- Goal: Reproduce all of the listing below without alteration.

- Data supplied:
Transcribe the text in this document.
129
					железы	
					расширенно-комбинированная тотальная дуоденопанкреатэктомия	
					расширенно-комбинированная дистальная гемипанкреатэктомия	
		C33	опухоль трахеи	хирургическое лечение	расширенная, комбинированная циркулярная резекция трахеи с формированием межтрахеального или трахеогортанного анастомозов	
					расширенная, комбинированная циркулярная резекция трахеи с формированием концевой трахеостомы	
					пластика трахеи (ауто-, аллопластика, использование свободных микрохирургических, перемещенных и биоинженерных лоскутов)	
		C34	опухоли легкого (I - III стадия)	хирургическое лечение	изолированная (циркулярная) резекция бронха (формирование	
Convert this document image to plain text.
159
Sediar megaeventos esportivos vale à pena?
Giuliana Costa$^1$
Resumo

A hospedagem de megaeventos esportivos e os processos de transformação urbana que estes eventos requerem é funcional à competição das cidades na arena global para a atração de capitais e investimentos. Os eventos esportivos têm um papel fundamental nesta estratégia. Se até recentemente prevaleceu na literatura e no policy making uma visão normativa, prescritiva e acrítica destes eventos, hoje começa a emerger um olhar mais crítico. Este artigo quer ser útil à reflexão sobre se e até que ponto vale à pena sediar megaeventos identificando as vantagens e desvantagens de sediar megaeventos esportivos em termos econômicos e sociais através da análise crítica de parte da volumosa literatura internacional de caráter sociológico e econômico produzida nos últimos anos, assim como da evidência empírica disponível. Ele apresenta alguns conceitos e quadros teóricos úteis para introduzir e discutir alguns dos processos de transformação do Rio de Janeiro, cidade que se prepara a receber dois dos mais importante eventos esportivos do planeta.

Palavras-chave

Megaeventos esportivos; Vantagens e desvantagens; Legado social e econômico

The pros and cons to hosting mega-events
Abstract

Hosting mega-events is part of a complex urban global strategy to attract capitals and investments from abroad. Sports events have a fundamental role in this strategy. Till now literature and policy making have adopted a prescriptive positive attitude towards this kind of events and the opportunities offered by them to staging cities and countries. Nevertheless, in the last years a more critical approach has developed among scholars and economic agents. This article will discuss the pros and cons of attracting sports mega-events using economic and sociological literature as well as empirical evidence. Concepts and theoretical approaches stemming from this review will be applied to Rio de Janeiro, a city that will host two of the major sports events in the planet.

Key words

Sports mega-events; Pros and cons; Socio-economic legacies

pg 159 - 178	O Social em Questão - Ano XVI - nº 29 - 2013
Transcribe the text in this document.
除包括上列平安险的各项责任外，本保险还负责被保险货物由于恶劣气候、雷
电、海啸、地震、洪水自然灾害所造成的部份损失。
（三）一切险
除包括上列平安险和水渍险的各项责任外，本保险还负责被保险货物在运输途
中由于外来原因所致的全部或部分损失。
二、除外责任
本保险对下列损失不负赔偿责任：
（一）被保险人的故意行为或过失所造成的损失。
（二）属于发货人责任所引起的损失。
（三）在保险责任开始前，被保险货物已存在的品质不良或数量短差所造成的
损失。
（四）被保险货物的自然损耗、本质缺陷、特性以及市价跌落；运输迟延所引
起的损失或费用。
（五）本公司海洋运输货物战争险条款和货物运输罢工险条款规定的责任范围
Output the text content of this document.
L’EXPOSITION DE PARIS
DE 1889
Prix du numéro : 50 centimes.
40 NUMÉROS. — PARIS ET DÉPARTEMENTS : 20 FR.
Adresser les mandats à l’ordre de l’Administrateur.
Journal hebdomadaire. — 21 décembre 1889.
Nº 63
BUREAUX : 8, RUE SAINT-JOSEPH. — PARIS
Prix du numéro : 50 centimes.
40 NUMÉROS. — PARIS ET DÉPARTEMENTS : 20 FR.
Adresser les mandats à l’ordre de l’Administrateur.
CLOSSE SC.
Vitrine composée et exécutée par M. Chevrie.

- Completed exercise:
Transcribe the text in this document.
129
					железы	
					расширенно-комбинированная тотальная дуоденопанкреатэктомия	
					расширенно-комбинированная дистальная гемипанкреатэктомия	
		C33	опухоль трахеи	хирургическое лечение	расширенная, комбинированная циркулярная резекция трахеи с формированием межтрахеального или трахеогортанного анастомозов	
					расширенная, комбинированная циркулярная резекция трахеи с формированием концевой трахеостомы	
					пластика трахеи (ауто-, аллопластика, использование свободных микрохирургических, перемещенных и биоинженерных лоскутов)	
		C34	опухоли легкого (I - III стадия)	хирургическое лечение	изолированная (циркулярная) резекция бронха (формирование	
Convert this document image to plain text.
159
Sediar megaeventos esportivos vale à pena?
Giuliana Costa$^1$
Resumo

A hospedagem de megaeventos esportivos e os processos de transformação urbana que estes eventos requerem é funcional à competição das cidades na arena global para a atração de capitais e investimentos. Os eventos esportivos têm um papel fundamental nesta estratégia. Se até recentemente prevaleceu na literatura e no policy making uma visão normativa, prescritiva e acrítica destes eventos, hoje começa a emerger um olhar mais crítico. Este artigo quer ser útil à reflexão sobre se e até que ponto vale à pena sediar megaeventos identificando as vantagens e desvantagens de sediar megaeventos esportivos em termos econômicos e sociais através da análise crítica de parte da volumosa literatura internacional de caráter sociológico e econômico produzida nos últimos anos, assim como da evidência empírica disponível. Ele apresenta alguns conceitos e quadros teóricos úteis para introduzir e discutir alguns dos processos de transformação do Rio de Janeiro, cidade que se prepara a receber dois dos mais importante eventos esportivos do planeta.

Palavras-chave

Megaeventos esportivos; Vantagens e desvantagens; Legado social e econômico

The pros and cons to hosting mega-events
Abstract

Hosting mega-events is part of a complex urban global strategy to attract capitals and investments from abroad. Sports events have a fundamental role in this strategy. Till now literature and policy making have adopted a prescriptive positive attitude towards this kind of events and the opportunities offered by them to staging cities and countries. Nevertheless, in the last years a more critical approach has developed among scholars and economic agents. This article will discuss the pros and cons of attracting sports mega-events using economic and sociological literature as well as empirical evidence. Concepts and theoretical approaches stemming from this review will be applied to Rio de Janeiro, a city that will host two of the major sports events in the planet.

Key words

Sports mega-events; Pros and cons; Socio-economic legacies

pg 159 - 178	O Social em Questão - Ano XVI - nº 29 - 2013
Transcribe the text in this document.
除包括上列平安险的各项责任外，本保险还负责被保险货物由于恶劣气候、雷
电、海啸、地震、洪水自然灾害所造成的部份损失。
（三）一切险
除包括上列平安险和水渍险的各项责任外，本保险还负责被保险货物在运输途
中由于外来原因所致的全部或部分损失。
二、除外责任
本保险对下列损失不负赔偿责任：
（一）被保险人的故意行为或过失所造成的损失。
（二）属于发货人责任所引起的损失。
（三）在保险责任开始前，被保险货物已存在的品质不良或数量短差所造成的
损失。
（四）被保险货物的自然损耗、本质缺陷、特性以及市价跌落；运输迟延所引
起的损失或费用。
（五）本公司海洋运输货物战争险条款和货物运输罢工险条款规定的责任范围
Output the text content of this document.
L’EXPOSITION DE PARIS
DE 1889
Prix du numéro : 50 centimes.
40 NUMÉROS. — PARIS ET DÉPARTEMENTS : 20 FR.
Adresser les mandats à l’ordre de l’Administrateur.
Journal hebdomadaire. — 21 décembre 1889.
Nº 63
BUREAUX : 8, RUE SAINT-JOSEPH. — PARIS
Prix du numéro : 50 centimes.
40 NUMÉROS. — PARIS ET DÉPARTEMENTS : 20 FR.
Adresser les mandats à l’ordre de l’Administrateur.
CLOSSE SC.
Vitrine composée et exécutée par M. Chevrie.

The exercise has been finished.